Testo di partenza:

----

Il 21 ottobre 1971 a Marsala, provincia di Trapani, avvenne uno dei fatti di cronaca più tragici del secondo dopoguerra italiano: la scomparsa e l’omicidio di tre bambine — Antonella Valenti, di 11 anni, e le sue cugine Virginia Marchese (9 anni) e Ninfa Marchese (7 anni).
Quel giorno, le tre bambine uscirono insieme dalle case popolari di via Circonvallazione, a Marsala, per accompagnare la sorella di Antonella alla scuola elementare Pestalozzi. Dopo aver accompagnato la sorella, Antonella restò con le cugine ma non fece più ritorno a casa.
Le ricerche furono immediate e imponenti: migliaia di persone, volontari, forze dell’ordine e militari setacciarono l’intero territorio, dalle campagne fino alle contrade intorno a Marsala.
Il corpo di Antonella Valenti venne rinvenuto il 26 ottobre 1971, in una scuola abbandonata in contrada Rakalia, parzialmente carbonizzato e con il viso avvolto da nastro adesivo. I corpi di Ninfa e Virginia Marchese furono ritrovati la notte tra il 9 e il 10 novembre 1971 in una cava di tufo in contrada Amabilina, caratterizzata da una profondità di circa 20 metri e acqua stagnante.
Le autopsie rivelarono che le bambine erano state asfissiate — in un caso dopo essere state abbandonate nella cava — e che alcune erano ancora vive quando furono scaraventate nel luogo del ritrovamento.

----

Cosa farai: Elenca tutte le bambine nominate nel testo sui fatti di Marsala del 1971 e indica l'età riportata per ciascuna.

----

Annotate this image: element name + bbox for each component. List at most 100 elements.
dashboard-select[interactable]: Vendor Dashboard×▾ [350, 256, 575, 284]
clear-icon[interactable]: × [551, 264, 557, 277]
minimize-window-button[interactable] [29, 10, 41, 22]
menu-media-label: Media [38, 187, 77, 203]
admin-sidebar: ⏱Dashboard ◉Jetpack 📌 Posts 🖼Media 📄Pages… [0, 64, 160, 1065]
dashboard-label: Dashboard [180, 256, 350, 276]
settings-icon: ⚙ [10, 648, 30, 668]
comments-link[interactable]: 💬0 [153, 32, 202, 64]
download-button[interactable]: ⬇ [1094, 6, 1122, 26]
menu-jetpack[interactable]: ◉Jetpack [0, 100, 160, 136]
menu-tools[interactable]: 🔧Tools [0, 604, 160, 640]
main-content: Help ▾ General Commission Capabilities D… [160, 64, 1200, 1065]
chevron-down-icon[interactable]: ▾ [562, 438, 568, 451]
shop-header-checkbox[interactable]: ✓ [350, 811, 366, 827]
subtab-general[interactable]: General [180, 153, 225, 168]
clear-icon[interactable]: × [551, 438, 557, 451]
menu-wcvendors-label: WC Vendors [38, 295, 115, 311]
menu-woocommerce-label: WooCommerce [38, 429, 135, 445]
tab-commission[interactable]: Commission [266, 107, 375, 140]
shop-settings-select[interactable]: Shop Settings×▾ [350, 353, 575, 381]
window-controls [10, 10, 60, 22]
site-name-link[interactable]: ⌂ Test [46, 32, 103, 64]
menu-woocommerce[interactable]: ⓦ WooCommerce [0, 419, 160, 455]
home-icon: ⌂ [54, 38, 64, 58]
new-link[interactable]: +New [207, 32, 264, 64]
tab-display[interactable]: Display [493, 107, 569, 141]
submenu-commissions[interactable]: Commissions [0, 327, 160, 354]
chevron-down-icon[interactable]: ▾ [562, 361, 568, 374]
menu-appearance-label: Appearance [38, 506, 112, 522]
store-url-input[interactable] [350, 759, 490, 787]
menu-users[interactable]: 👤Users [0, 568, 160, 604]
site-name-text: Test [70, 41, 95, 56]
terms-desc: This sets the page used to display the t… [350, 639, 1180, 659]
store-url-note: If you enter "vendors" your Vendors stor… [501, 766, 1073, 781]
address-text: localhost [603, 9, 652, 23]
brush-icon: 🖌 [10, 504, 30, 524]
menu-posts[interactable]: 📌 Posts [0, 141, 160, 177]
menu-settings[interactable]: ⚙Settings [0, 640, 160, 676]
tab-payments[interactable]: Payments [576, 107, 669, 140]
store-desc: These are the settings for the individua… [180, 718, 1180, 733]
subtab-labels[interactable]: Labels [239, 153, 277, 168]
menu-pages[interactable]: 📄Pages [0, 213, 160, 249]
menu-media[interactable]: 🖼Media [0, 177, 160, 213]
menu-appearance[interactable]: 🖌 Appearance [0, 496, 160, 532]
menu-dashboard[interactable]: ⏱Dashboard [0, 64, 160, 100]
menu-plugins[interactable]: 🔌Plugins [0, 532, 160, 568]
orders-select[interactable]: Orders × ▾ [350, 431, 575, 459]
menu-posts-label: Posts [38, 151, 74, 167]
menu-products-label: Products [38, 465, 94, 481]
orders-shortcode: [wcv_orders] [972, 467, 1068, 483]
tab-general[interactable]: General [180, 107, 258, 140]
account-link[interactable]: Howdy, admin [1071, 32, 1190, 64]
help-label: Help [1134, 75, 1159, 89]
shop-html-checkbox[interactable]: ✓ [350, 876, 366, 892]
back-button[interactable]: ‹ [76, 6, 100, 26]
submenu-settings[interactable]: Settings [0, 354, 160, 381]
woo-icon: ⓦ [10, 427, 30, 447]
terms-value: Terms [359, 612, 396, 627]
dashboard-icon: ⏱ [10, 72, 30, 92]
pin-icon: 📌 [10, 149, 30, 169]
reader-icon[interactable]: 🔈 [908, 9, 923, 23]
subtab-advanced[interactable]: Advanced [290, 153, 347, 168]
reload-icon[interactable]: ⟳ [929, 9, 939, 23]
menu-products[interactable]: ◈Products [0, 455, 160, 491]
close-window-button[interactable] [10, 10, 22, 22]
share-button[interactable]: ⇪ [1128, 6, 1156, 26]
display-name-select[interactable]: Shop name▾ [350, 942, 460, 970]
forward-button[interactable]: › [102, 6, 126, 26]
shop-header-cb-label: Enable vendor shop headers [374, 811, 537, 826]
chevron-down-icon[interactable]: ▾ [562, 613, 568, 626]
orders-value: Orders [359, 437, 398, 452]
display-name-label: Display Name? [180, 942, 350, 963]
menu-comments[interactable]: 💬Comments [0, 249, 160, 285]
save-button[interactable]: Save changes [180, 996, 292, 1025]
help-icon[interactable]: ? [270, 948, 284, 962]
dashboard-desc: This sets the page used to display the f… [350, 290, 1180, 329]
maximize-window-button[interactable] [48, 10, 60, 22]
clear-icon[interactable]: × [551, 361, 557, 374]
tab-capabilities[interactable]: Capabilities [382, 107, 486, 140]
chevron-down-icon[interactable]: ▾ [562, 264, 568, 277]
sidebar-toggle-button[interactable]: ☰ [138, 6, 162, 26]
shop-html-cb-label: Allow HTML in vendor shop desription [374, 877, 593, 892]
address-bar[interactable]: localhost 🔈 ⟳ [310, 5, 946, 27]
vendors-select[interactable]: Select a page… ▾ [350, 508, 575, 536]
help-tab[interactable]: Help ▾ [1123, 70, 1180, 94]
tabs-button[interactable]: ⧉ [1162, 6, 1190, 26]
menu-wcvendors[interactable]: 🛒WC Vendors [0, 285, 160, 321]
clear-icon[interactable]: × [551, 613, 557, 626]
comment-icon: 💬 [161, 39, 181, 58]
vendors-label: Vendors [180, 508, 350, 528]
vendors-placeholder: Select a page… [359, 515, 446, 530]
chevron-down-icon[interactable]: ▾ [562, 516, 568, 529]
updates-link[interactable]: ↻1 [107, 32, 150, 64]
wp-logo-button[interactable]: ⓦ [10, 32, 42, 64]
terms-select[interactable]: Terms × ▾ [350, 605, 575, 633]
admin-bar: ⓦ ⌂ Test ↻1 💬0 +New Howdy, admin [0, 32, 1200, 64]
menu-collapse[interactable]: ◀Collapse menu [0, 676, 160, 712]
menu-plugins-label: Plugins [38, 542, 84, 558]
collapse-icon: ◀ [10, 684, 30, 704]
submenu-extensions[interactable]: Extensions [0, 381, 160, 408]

----

Soluzione:
- Antonella Valenti, 11 anni
- Virginia Marchese, 9 anni
- Ninfa Marchese, 7 anni